In the data below, find each line containing the string "topic" and return it.

#### [Records supplied]

##############################

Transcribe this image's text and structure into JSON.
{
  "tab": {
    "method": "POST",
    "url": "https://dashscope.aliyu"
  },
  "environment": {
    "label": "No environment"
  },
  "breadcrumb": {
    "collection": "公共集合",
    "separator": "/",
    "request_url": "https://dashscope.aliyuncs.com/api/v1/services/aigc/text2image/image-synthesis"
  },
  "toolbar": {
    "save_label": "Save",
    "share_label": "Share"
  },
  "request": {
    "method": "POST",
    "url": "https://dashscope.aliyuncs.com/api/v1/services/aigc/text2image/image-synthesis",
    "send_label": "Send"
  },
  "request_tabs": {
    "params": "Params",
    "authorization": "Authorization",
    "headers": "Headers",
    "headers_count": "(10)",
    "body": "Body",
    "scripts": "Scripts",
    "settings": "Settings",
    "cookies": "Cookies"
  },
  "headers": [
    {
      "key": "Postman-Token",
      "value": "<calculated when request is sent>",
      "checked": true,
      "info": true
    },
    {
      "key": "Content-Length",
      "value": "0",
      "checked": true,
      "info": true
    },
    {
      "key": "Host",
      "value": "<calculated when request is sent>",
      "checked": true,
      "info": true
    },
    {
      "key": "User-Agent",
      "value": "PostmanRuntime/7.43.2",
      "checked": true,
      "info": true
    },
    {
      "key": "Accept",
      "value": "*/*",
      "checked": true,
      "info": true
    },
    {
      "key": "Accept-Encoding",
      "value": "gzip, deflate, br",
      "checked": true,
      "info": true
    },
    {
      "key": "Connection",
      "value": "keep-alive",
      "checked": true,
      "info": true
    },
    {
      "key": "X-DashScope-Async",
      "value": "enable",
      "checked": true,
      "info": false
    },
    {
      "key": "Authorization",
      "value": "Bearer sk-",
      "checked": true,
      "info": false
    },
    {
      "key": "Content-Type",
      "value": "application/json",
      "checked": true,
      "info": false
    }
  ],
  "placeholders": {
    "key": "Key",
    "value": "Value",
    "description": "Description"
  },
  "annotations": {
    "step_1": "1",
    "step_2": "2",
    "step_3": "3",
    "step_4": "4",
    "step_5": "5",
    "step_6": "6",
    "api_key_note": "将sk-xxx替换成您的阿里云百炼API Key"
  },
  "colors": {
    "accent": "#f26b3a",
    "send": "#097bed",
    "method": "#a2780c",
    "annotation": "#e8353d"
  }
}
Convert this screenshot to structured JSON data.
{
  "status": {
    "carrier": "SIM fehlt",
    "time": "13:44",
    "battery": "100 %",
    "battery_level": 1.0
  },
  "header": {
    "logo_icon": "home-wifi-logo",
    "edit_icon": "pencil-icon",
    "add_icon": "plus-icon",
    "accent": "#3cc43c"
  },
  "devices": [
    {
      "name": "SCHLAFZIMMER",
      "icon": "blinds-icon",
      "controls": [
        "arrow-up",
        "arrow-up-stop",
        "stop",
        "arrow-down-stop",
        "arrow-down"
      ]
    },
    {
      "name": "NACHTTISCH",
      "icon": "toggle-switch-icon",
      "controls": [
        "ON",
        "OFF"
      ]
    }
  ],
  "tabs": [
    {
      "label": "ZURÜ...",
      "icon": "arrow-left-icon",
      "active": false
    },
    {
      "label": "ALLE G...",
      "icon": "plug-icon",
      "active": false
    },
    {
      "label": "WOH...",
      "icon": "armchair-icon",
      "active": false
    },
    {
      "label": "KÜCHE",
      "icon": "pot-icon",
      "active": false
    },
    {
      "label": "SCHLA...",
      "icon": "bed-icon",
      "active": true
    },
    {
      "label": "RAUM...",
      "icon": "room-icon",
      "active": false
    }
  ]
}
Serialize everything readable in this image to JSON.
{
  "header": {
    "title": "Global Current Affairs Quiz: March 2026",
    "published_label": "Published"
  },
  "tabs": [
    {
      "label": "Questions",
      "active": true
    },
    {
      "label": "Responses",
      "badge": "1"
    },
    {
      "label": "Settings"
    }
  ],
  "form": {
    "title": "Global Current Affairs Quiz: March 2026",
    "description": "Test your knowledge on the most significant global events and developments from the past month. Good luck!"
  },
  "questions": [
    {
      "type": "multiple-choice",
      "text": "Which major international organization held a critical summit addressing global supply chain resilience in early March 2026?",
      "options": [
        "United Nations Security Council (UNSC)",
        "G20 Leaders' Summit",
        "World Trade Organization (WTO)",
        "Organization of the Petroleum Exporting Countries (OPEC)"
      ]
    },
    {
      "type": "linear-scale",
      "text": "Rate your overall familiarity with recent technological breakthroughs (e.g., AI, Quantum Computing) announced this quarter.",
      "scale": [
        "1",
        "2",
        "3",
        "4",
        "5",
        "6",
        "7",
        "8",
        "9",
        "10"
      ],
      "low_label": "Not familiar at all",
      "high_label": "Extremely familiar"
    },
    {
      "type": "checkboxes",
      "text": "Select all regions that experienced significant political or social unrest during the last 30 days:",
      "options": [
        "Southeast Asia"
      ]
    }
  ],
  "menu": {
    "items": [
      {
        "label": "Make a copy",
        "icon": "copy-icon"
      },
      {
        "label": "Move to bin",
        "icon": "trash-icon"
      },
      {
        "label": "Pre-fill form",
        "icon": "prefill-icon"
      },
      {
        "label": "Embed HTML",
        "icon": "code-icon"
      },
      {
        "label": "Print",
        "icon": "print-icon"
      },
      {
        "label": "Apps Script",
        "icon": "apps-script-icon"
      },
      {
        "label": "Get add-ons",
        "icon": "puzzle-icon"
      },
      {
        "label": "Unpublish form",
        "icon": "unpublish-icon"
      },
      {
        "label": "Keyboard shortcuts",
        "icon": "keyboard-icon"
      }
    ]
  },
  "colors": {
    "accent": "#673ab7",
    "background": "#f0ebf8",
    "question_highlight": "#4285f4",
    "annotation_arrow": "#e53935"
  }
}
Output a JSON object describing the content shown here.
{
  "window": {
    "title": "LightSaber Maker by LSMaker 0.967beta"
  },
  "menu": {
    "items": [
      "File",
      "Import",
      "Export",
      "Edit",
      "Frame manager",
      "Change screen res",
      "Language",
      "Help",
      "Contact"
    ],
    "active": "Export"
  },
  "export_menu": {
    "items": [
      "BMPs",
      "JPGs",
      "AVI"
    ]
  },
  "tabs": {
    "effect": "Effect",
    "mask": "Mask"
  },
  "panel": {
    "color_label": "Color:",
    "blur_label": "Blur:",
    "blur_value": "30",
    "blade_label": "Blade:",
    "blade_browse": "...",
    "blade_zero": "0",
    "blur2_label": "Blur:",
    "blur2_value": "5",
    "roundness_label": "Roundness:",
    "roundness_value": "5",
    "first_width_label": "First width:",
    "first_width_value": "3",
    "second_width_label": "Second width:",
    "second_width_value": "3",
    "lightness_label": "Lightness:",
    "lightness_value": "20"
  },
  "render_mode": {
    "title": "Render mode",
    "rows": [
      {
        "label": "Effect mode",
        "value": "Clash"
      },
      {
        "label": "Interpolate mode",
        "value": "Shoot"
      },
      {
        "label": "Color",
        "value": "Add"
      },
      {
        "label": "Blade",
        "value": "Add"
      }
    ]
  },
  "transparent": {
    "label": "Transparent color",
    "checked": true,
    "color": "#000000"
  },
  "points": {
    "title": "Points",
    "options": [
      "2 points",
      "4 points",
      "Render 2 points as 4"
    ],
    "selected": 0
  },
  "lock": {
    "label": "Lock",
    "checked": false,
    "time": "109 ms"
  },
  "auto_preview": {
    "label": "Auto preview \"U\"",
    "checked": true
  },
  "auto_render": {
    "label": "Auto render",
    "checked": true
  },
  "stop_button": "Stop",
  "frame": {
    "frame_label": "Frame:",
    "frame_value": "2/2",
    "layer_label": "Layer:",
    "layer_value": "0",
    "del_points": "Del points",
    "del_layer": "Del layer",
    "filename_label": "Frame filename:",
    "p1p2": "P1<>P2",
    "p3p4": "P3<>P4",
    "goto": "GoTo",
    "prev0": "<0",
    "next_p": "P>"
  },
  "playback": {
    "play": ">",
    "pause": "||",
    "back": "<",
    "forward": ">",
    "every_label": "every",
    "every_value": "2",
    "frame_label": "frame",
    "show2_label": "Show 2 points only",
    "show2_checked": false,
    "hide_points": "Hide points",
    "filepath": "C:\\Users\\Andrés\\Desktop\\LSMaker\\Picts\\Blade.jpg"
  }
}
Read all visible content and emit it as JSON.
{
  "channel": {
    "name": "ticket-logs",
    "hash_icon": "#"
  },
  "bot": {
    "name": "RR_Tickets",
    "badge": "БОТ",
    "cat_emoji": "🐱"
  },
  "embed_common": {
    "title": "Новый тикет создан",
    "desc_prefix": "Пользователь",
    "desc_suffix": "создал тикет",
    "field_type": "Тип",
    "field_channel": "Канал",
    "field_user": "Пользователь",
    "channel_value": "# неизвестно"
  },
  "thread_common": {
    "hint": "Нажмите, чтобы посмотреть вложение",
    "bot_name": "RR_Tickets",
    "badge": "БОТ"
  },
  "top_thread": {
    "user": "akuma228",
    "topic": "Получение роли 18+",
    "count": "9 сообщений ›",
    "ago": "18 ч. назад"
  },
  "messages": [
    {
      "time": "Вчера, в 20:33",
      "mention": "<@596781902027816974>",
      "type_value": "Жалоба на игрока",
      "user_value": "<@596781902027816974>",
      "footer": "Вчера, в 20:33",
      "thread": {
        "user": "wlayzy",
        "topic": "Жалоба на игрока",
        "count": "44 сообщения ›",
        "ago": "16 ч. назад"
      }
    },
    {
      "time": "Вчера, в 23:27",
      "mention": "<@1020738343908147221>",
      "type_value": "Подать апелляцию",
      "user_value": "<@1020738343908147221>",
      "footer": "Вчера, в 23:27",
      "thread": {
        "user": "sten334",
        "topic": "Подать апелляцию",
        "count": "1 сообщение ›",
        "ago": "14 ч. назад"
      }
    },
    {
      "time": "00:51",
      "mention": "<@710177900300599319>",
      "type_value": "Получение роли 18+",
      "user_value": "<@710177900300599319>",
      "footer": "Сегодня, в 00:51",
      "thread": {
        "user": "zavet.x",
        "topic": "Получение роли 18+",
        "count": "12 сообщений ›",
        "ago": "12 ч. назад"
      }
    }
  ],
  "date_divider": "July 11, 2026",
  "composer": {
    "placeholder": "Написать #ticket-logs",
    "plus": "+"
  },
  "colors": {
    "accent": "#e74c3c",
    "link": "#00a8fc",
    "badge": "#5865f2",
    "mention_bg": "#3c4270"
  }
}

##############################

#### [Response to this task]
    "topic": "Получение роли 18+",
        "topic": "Жалоба на игрока",
        "topic": "Подать апелляцию",
        "topic": "Получение роли 18+",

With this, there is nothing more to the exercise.